[Set task]:
Copy each line of the material below word for word, leaving out the picture.

[Stored records]
________________________________________

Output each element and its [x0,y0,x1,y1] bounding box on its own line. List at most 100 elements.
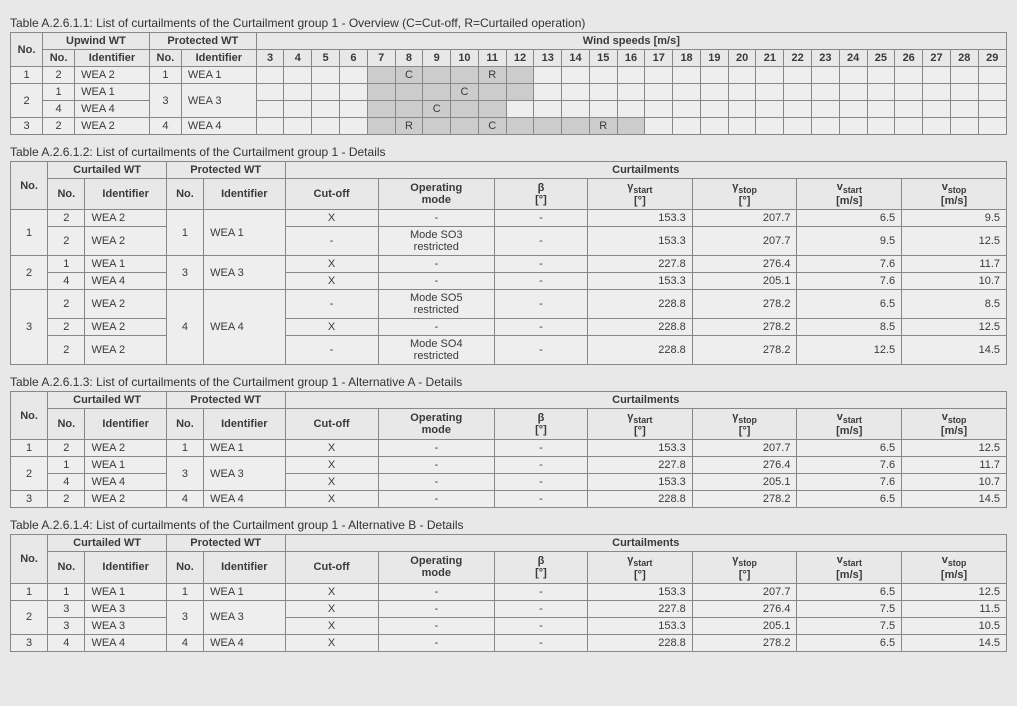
cell-curt-id: WEA 2 [85,319,166,336]
col-ws-24: 24 [839,50,867,67]
col-cutoff: Cut-off [285,552,378,583]
ws-cell [589,101,617,118]
cell-prot-no: 4 [149,118,181,135]
ws-cell [950,118,978,135]
ws-cell: R [589,118,617,135]
ws-cell [839,84,867,101]
cell-prot-no: 3 [166,457,203,491]
col-ws-10: 10 [451,50,479,67]
col-curt-id: Identifier [85,409,166,440]
ws-cell [312,101,340,118]
cell-curt-no: 4 [48,634,85,651]
cell-beta: - [494,273,587,290]
cell-curt-id: WEA 4 [85,273,166,290]
ws-cell [673,101,701,118]
cell-curt-no: 2 [48,210,85,227]
cell-cutoff: - [285,290,378,319]
cell-gstop: 207.7 [692,440,797,457]
ws-cell [673,67,701,84]
cell-cutoff: X [285,457,378,474]
cell-vstart: 8.5 [797,319,902,336]
cell-prot-id: WEA 1 [204,440,285,457]
cell-beta: - [494,440,587,457]
col-gstop: γstop[°] [692,179,797,210]
cell-curt-id: WEA 2 [85,290,166,319]
cell-no: 3 [11,634,48,651]
col-ws-3: 3 [256,50,284,67]
cell-prot-id: WEA 3 [181,84,256,118]
ws-cell: C [395,67,423,84]
cell-beta: - [494,336,587,365]
ws-cell [839,118,867,135]
cell-gstop: 278.2 [692,319,797,336]
cell-curt-no: 2 [48,290,85,319]
cell-opmode: Mode SO4restricted [378,336,494,365]
cell-prot-no: 3 [166,256,203,290]
cell-vstart: 6.5 [797,210,902,227]
col-ws-20: 20 [728,50,756,67]
col-prot-id: Identifier [204,179,285,210]
cell-vstop: 9.5 [902,210,1007,227]
col-prot-id: Identifier [204,409,285,440]
cell-cutoff: X [285,634,378,651]
ws-cell [506,84,534,101]
cell-gstart: 153.3 [588,474,693,491]
ws-cell [839,101,867,118]
group-protected: Protected WT [166,392,285,409]
ws-cell [895,84,923,101]
cell-beta: - [494,634,587,651]
col-ws-23: 23 [812,50,840,67]
col-opmode: Operatingmode [378,552,494,583]
ws-cell [423,84,451,101]
cell-no: 3 [11,118,43,135]
cell-no: 2 [11,600,48,634]
col-ws-21: 21 [756,50,784,67]
cell-cutoff: - [285,336,378,365]
ws-cell [950,67,978,84]
cell-vstop: 12.5 [902,319,1007,336]
ws-cell [340,67,368,84]
cell-vstop: 11.7 [902,457,1007,474]
cell-prot-no: 1 [166,583,203,600]
col-ws-17: 17 [645,50,673,67]
ws-cell [534,101,562,118]
cell-vstop: 12.5 [902,227,1007,256]
cell-opmode: - [378,457,494,474]
details-row: 2WEA 2-Mode SO4restricted-228.8278.212.5… [11,336,1007,365]
ws-cell [367,84,395,101]
cell-beta: - [494,319,587,336]
col-opmode: Operatingmode [378,179,494,210]
col-vstop: vstop[m/s] [902,179,1007,210]
cell-curt-id: WEA 1 [85,457,166,474]
ws-cell [784,101,812,118]
cell-upwind-id: WEA 1 [75,84,150,101]
cell-vstart: 12.5 [797,336,902,365]
ws-cell [451,67,479,84]
alt-b-block: Table A.2.6.1.4: List of curtailments of… [10,518,1007,651]
ws-cell [756,118,784,135]
col-prot-id: Identifier [181,50,256,67]
ws-cell [340,84,368,101]
details-row: 12WEA 21WEA 1X--153.3207.76.59.5 [11,210,1007,227]
col-ws-28: 28 [950,50,978,67]
cell-gstop: 205.1 [692,617,797,634]
cell-gstop: 276.4 [692,457,797,474]
ws-cell [506,118,534,135]
cell-opmode: - [378,474,494,491]
ws-cell [478,84,506,101]
ws-cell [312,67,340,84]
cell-curt-id: WEA 2 [85,491,166,508]
cell-curt-no: 1 [48,256,85,273]
col-gstop: γstop[°] [692,409,797,440]
cell-curt-no: 2 [48,336,85,365]
ws-cell [645,118,673,135]
ws-cell [340,101,368,118]
ws-cell [534,67,562,84]
ws-cell [728,84,756,101]
group-windspeeds: Wind speeds [m/s] [256,33,1006,50]
cell-opmode: - [378,440,494,457]
col-curt-id: Identifier [85,179,166,210]
cell-gstart: 228.8 [588,319,693,336]
col-vstart: vstart[m/s] [797,179,902,210]
cell-opmode: - [378,491,494,508]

________________________________________

[Reply]:
Output each element and its [x0,y0,x1,y1] bounding box on its own line. List at most 100 elements.
cell-curt-id: WEA 2 [85,319,166,336]
col-ws-24: 24 [839,50,867,67]
col-cutoff: Cut-off [285,552,378,583]
ws-cell [589,101,617,118]
cell-prot-no: 4 [149,118,181,135]
ws-cell [950,118,978,135]
ws-cell: R [589,118,617,135]
ws-cell [839,84,867,101]
cell-prot-no: 3 [166,457,203,491]
col-ws-10: 10 [451,50,479,67]
col-curt-id: Identifier [85,409,166,440]
ws-cell [312,101,340,118]
cell-curt-no: 4 [48,634,85,651]
cell-beta: - [494,273,587,290]
cell-curt-id: WEA 4 [85,273,166,290]
ws-cell [673,101,701,118]
cell-curt-no: 2 [48,210,85,227]
cell-cutoff: - [285,290,378,319]
cell-gstop: 207.7 [692,440,797,457]
ws-cell [673,67,701,84]
cell-cutoff: X [285,457,378,474]
cell-vstart: 8.5 [797,319,902,336]
cell-prot-id: WEA 1 [204,440,285,457]
cell-beta: - [494,440,587,457]
col-gstop: γstop[°] [692,179,797,210]
cell-curt-id: WEA 2 [85,290,166,319]
cell-no: 3 [11,634,48,651]
col-ws-3: 3 [256,50,284,67]
cell-prot-id: WEA 3 [181,84,256,118]
ws-cell: C [395,67,423,84]
cell-beta: - [494,336,587,365]
ws-cell [839,118,867,135]
cell-gstop: 278.2 [692,319,797,336]
cell-curt-no: 2 [48,290,85,319]
cell-opmode: Mode SO4restricted [378,336,494,365]
cell-prot-no: 3 [166,256,203,290]
cell-vstart: 6.5 [797,210,902,227]
col-ws-20: 20 [728,50,756,67]
col-prot-id: Identifier [204,179,285,210]
cell-vstop: 9.5 [902,210,1007,227]
col-prot-id: Identifier [204,409,285,440]
cell-cutoff: X [285,634,378,651]
ws-cell [506,84,534,101]
cell-gstart: 153.3 [588,474,693,491]
ws-cell [839,101,867,118]
group-protected: Protected WT [166,392,285,409]
ws-cell [895,84,923,101]
cell-beta: - [494,634,587,651]
col-ws-23: 23 [812,50,840,67]
col-opmode: Operatingmode [378,552,494,583]
ws-cell [423,84,451,101]
cell-no: 3 [11,118,43,135]
cell-no: 2 [11,600,48,634]
col-ws-21: 21 [756,50,784,67]
cell-cutoff: - [285,336,378,365]
ws-cell [950,67,978,84]
cell-vstop: 12.5 [902,319,1007,336]
ws-cell [340,67,368,84]
cell-vstop: 11.7 [902,457,1007,474]
cell-prot-no: 1 [166,583,203,600]
col-ws-17: 17 [645,50,673,67]
ws-cell [534,101,562,118]
cell-vstop: 12.5 [902,227,1007,256]
cell-opmode: - [378,457,494,474]
details-row: 2WEA 2-Mode SO4restricted-228.8278.212.5… [11,336,1007,365]
ws-cell [367,84,395,101]
cell-beta: - [494,319,587,336]
col-opmode: Operatingmode [378,179,494,210]
col-vstop: vstop[m/s] [902,179,1007,210]
cell-curt-id: WEA 1 [85,457,166,474]
ws-cell [784,101,812,118]
cell-upwind-id: WEA 1 [75,84,150,101]
cell-vstart: 12.5 [797,336,902,365]
ws-cell [451,67,479,84]
alt-b-block: Table A.2.6.1.4: List of curtailments of… [10,518,1007,651]
ws-cell [756,118,784,135]
col-prot-id: Identifier [181,50,256,67]
ws-cell [340,84,368,101]
details-row: 12WEA 21WEA 1X--153.3207.76.59.5 [11,210,1007,227]
col-ws-28: 28 [950,50,978,67]
cell-gstop: 205.1 [692,617,797,634]
cell-gstop: 276.4 [692,457,797,474]
ws-cell [506,118,534,135]
cell-opmode: - [378,474,494,491]
ws-cell [478,84,506,101]
ws-cell [312,67,340,84]
cell-curt-id: WEA 2 [85,491,166,508]
cell-curt-no: 1 [48,256,85,273]
col-gstop: γstop[°] [692,409,797,440]
cell-curt-no: 2 [48,336,85,365]
ws-cell [645,118,673,135]
ws-cell [340,101,368,118]
ws-cell [534,67,562,84]
ws-cell [728,84,756,101]
group-windspeeds: Wind speeds [m/s] [256,33,1006,50]
cell-opmode: - [378,440,494,457]
col-curt-id: Identifier [85,179,166,210]
cell-gstart: 228.8 [588,319,693,336]
col-vstart: vstart[m/s] [797,179,902,210]
cell-opmode: - [378,491,494,508]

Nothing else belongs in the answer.